_Requirement_.
Copy nothing but the text: reproduce each line of the listing exactly and leave the pictures out.

_Data supplied_.

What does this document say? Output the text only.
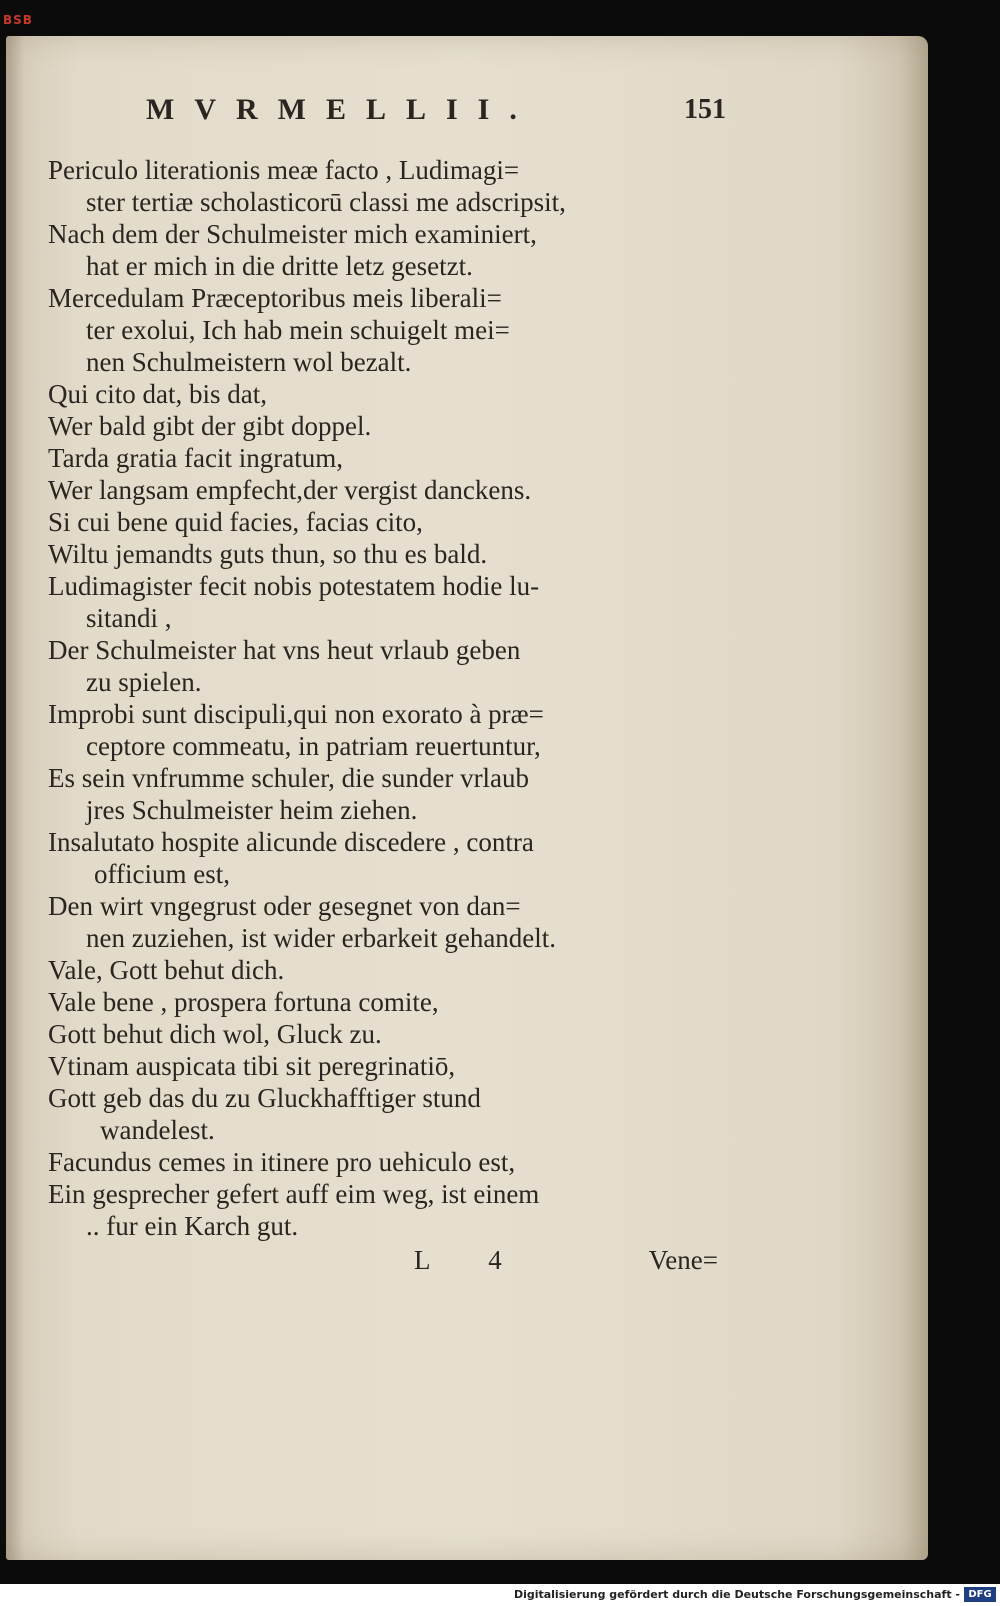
BSB
MVRMELLII.	151
Periculo literationis meæ facto , Ludimagi=
ster tertiæ scholasticorū classi me adscripsit,
Nach dem der Schulmeister mich examiniert,
hat er mich in die dritte letz gesetzt.
Mercedulam Præceptoribus meis liberali=
ter exolui, Ich hab mein schuigelt mei=
nen Schulmeistern wol bezalt.
Qui cito dat, bis dat,
Wer bald gibt der gibt doppel.
Tarda gratia facit ingratum,
Wer langsam empfecht,der vergist danckens.
Si cui bene quid facies, facias cito,
Wiltu jemandts guts thun, so thu es bald.
Ludimagister fecit nobis potestatem hodie lu-
sitandi ,
Der Schulmeister hat vns heut vrlaub geben
zu spielen.
Improbi sunt discipuli,qui non exorato à præ=
ceptore commeatu, in patriam reuertuntur,
Es sein vnfrumme schuler, die sunder vrlaub
jres Schulmeister heim ziehen.
Insalutato hospite alicunde discedere , contra
officium est,
Den wirt vngegrust oder gesegnet von dan=
nen zuziehen, ist wider erbarkeit gehandelt.
Vale, Gott behut dich.
Vale bene , prospera fortuna comite,
Gott behut dich wol, Gluck zu.
Vtinam auspicata tibi sit peregrinatiō,
Gott geb das du zu Gluckhafftiger stund
wandelest.
Facundus cemes in itinere pro uehiculo est,
Ein gesprecher gefert auff eim weg, ist einem
.. fur ein Karch gut.
L 4	Vene=
Digitalisierung gefördert durch die Deutsche Forschungsgemeinschaft - DFG
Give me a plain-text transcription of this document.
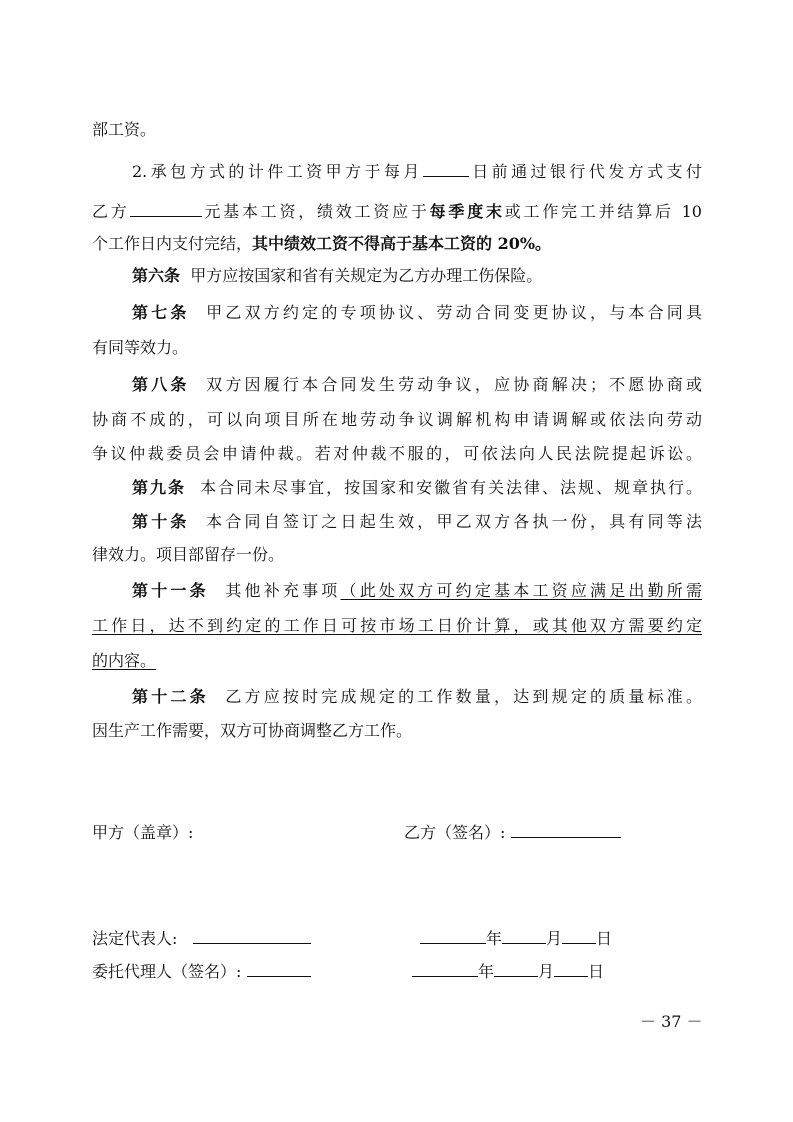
部工资。
2.承包方式的计件工资甲方于每月	日前通过银行代发方式支付
乙方	元基本工资，绩效工资应于每季度末或工作完工并结算后 10
个工作日内支付完结，其中绩效工资不得高于基本工资的 20%。
第六条 甲方应按国家和省有关规定为乙方办理工伤保险。
第七条 甲乙双方约定的专项协议、劳动合同变更协议，与本合同具
有同等效力。
第八条 双方因履行本合同发生劳动争议，应协商解决；不愿协商或
协商不成的，可以向项目所在地劳动争议调解机构申请调解或依法向劳动
争议仲裁委员会申请仲裁。若对仲裁不服的，可依法向人民法院提起诉讼。
第九条 本合同未尽事宜，按国家和安徽省有关法律、法规、规章执行。
第十条 本合同自签订之日起生效，甲乙双方各执一份，具有同等法
律效力。项目部留存一份。
第十一条 其他补充事项（此处双方可约定基本工资应满足出勤所需
工作日，达不到约定的工作日可按市场工日价计算，或其他双方需要约定
的内容。
第十二条 乙方应按时完成规定的工作数量，达到规定的质量标准。
因生产工作需要，双方可协商调整乙方工作。
甲方（盖章）:	乙方（签名）:
法定代表人:	年	月 日
委托代理人（签名）:	年	月 日
－ 37 －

_Finished task_.
What does this document say? Output the text only.
BSB
MVRMELLII.	151
Periculo literationis meæ facto , Ludimagi=
ster tertiæ scholasticorū classi me adscripsit,
Nach dem der Schulmeister mich examiniert,
hat er mich in die dritte letz gesetzt.
Mercedulam Præceptoribus meis liberali=
ter exolui, Ich hab mein schuigelt mei=
nen Schulmeistern wol bezalt.
Qui cito dat, bis dat,
Wer bald gibt der gibt doppel.
Tarda gratia facit ingratum,
Wer langsam empfecht,der vergist danckens.
Si cui bene quid facies, facias cito,
Wiltu jemandts guts thun, so thu es bald.
Ludimagister fecit nobis potestatem hodie lu-
sitandi ,
Der Schulmeister hat vns heut vrlaub geben
zu spielen.
Improbi sunt discipuli,qui non exorato à præ=
ceptore commeatu, in patriam reuertuntur,
Es sein vnfrumme schuler, die sunder vrlaub
jres Schulmeister heim ziehen.
Insalutato hospite alicunde discedere , contra
officium est,
Den wirt vngegrust oder gesegnet von dan=
nen zuziehen, ist wider erbarkeit gehandelt.
Vale, Gott behut dich.
Vale bene , prospera fortuna comite,
Gott behut dich wol, Gluck zu.
Vtinam auspicata tibi sit peregrinatiō,
Gott geb das du zu Gluckhafftiger stund
wandelest.
Facundus cemes in itinere pro uehiculo est,
Ein gesprecher gefert auff eim weg, ist einem
.. fur ein Karch gut.
L 4	Vene=
Digitalisierung gefördert durch die Deutsche Forschungsgemeinschaft - DFG
Give me a plain-text transcription of this document.
部工资。
2.承包方式的计件工资甲方于每月	日前通过银行代发方式支付
乙方	元基本工资，绩效工资应于每季度末或工作完工并结算后 10
个工作日内支付完结，其中绩效工资不得高于基本工资的 20%。
第六条 甲方应按国家和省有关规定为乙方办理工伤保险。
第七条 甲乙双方约定的专项协议、劳动合同变更协议，与本合同具
有同等效力。
第八条 双方因履行本合同发生劳动争议，应协商解决；不愿协商或
协商不成的，可以向项目所在地劳动争议调解机构申请调解或依法向劳动
争议仲裁委员会申请仲裁。若对仲裁不服的，可依法向人民法院提起诉讼。
第九条 本合同未尽事宜，按国家和安徽省有关法律、法规、规章执行。
第十条 本合同自签订之日起生效，甲乙双方各执一份，具有同等法
律效力。项目部留存一份。
第十一条 其他补充事项（此处双方可约定基本工资应满足出勤所需
工作日，达不到约定的工作日可按市场工日价计算，或其他双方需要约定
的内容。
第十二条 乙方应按时完成规定的工作数量，达到规定的质量标准。
因生产工作需要，双方可协商调整乙方工作。
甲方（盖章）:	乙方（签名）:
法定代表人:	年	月 日
委托代理人（签名）:	年	月 日
－ 37 －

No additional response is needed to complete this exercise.